Stored records:
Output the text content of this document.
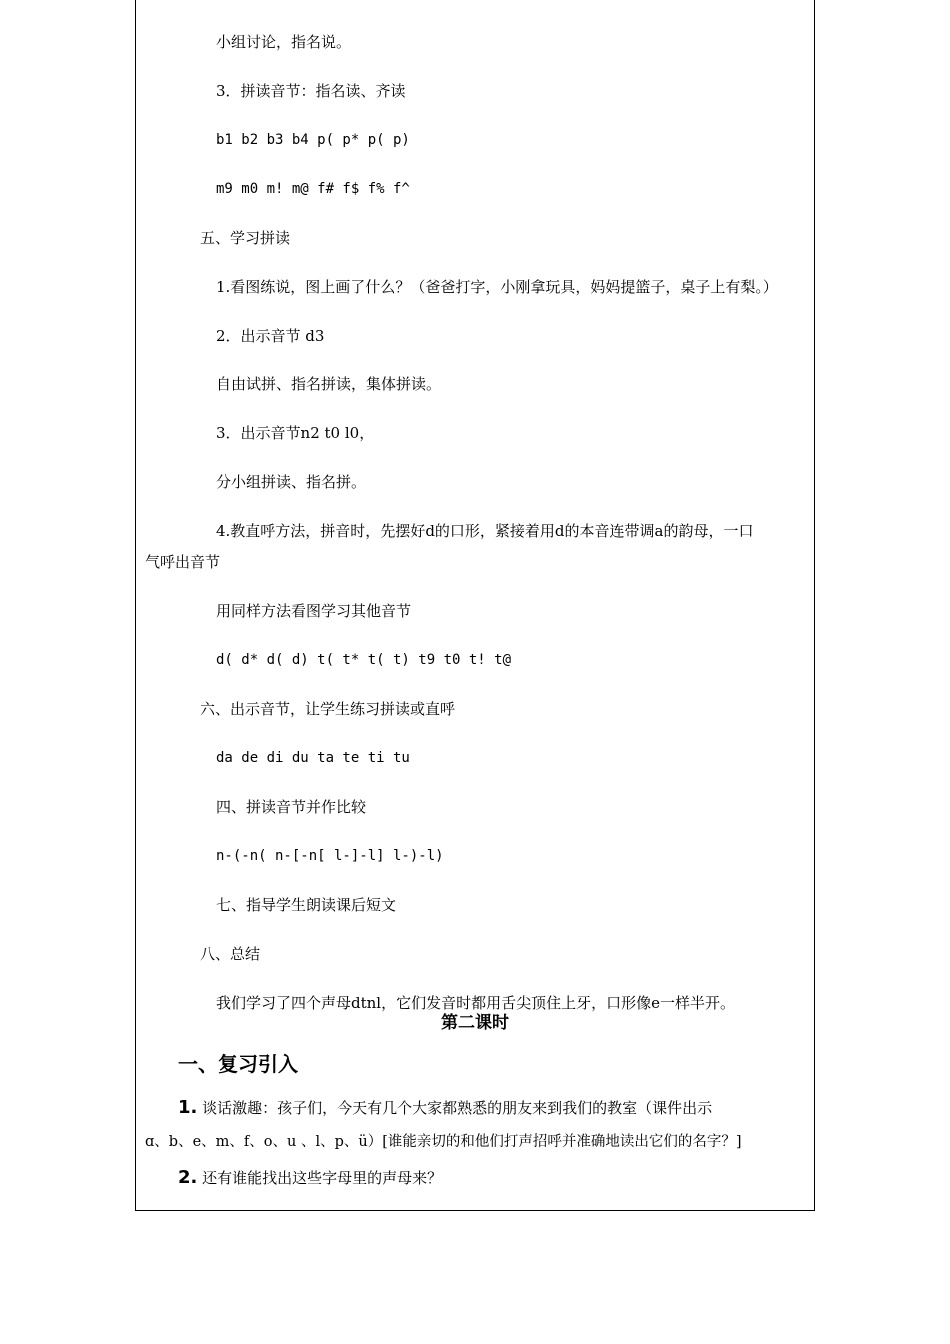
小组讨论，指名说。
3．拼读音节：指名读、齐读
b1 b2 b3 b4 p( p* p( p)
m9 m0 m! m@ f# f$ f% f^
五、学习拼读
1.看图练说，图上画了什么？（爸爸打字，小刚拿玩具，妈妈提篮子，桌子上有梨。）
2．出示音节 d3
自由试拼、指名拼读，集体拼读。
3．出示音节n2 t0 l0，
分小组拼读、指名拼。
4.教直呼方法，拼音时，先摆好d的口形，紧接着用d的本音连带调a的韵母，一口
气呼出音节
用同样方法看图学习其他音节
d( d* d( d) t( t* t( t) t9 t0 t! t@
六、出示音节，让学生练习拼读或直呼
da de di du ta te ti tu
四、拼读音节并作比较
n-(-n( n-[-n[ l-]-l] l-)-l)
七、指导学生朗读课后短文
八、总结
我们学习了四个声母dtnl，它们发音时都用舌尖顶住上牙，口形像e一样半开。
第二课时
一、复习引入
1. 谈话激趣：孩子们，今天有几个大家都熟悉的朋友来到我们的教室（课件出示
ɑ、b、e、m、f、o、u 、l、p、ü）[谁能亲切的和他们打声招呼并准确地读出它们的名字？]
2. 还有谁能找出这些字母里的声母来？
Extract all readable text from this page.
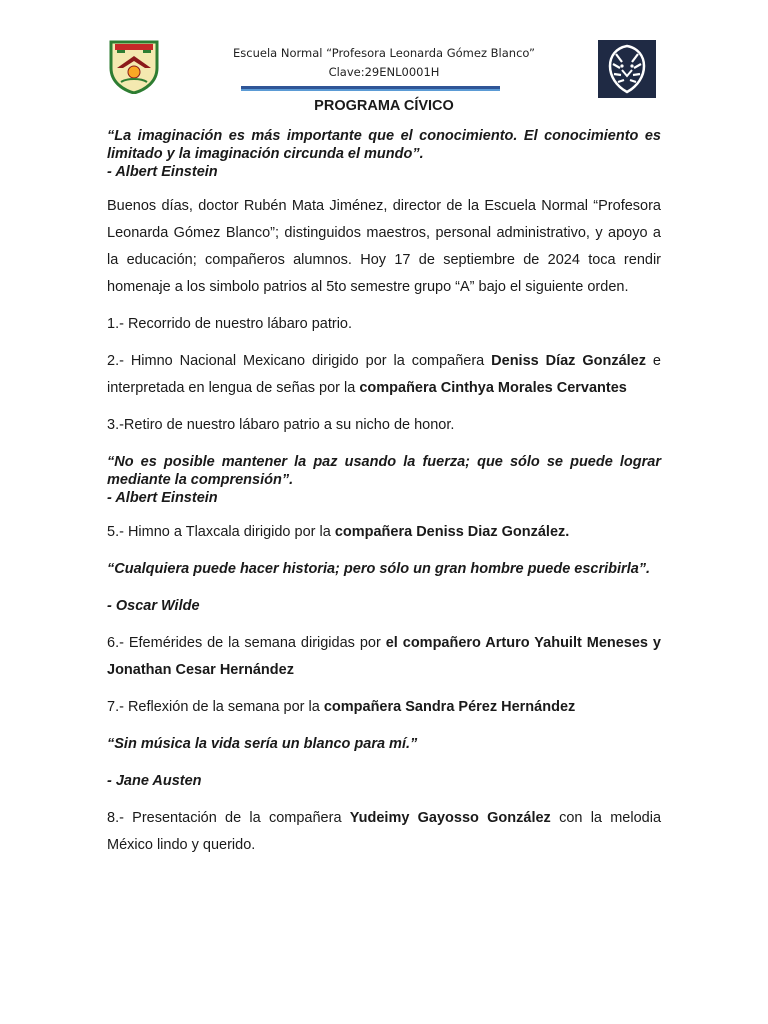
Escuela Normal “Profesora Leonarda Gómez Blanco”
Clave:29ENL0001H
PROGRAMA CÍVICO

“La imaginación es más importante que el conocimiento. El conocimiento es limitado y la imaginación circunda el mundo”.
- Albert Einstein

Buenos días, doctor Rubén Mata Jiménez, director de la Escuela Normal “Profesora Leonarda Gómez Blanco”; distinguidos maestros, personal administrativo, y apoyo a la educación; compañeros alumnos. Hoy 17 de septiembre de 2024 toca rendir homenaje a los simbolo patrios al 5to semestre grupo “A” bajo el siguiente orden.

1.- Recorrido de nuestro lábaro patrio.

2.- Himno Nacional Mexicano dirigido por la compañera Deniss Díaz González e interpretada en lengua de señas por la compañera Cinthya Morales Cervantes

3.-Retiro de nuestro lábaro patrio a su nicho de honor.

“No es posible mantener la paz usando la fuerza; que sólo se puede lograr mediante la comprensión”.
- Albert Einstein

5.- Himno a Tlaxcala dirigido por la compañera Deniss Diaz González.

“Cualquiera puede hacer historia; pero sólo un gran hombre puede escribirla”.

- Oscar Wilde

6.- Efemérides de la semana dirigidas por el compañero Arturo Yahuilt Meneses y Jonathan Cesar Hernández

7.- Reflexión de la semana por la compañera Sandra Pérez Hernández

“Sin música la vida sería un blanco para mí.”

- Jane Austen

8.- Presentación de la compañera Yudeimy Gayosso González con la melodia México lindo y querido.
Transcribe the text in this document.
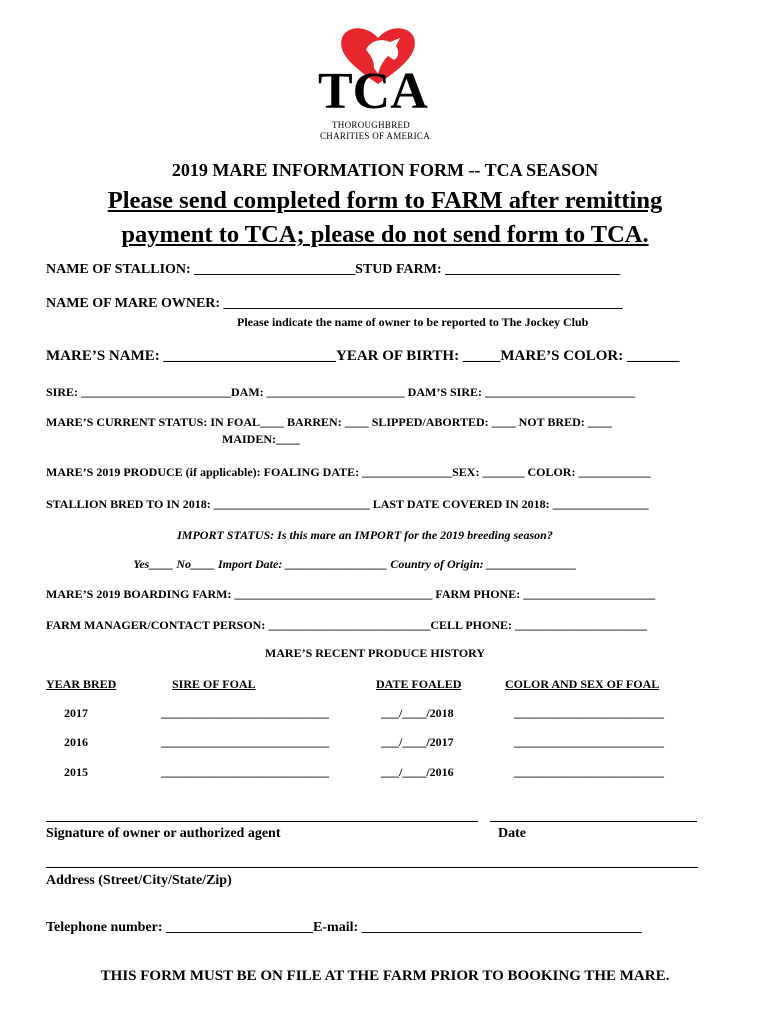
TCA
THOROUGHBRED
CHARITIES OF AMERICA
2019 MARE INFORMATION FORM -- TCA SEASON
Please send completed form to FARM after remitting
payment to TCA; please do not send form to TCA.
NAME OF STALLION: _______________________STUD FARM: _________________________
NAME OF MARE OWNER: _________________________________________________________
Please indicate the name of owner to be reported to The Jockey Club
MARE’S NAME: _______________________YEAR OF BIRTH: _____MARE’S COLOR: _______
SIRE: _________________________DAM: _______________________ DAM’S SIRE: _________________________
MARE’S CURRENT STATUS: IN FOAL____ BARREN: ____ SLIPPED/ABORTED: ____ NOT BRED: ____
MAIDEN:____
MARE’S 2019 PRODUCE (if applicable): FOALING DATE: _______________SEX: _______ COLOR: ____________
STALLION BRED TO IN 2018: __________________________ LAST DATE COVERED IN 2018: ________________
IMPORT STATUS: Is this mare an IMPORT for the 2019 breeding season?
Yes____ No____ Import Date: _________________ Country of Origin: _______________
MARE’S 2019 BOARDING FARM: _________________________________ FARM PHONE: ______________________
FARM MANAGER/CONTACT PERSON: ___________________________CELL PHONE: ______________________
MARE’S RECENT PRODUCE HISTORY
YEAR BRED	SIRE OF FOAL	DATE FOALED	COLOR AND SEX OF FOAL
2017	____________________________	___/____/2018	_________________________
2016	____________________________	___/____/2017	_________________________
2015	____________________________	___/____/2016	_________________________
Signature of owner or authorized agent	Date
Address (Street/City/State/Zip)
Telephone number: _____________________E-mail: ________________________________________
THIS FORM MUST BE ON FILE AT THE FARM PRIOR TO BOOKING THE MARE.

TO BE DONE>
Give back only a number, the number of lines where the string "STATUS" occurs.

WRITTEN ANSWER>
2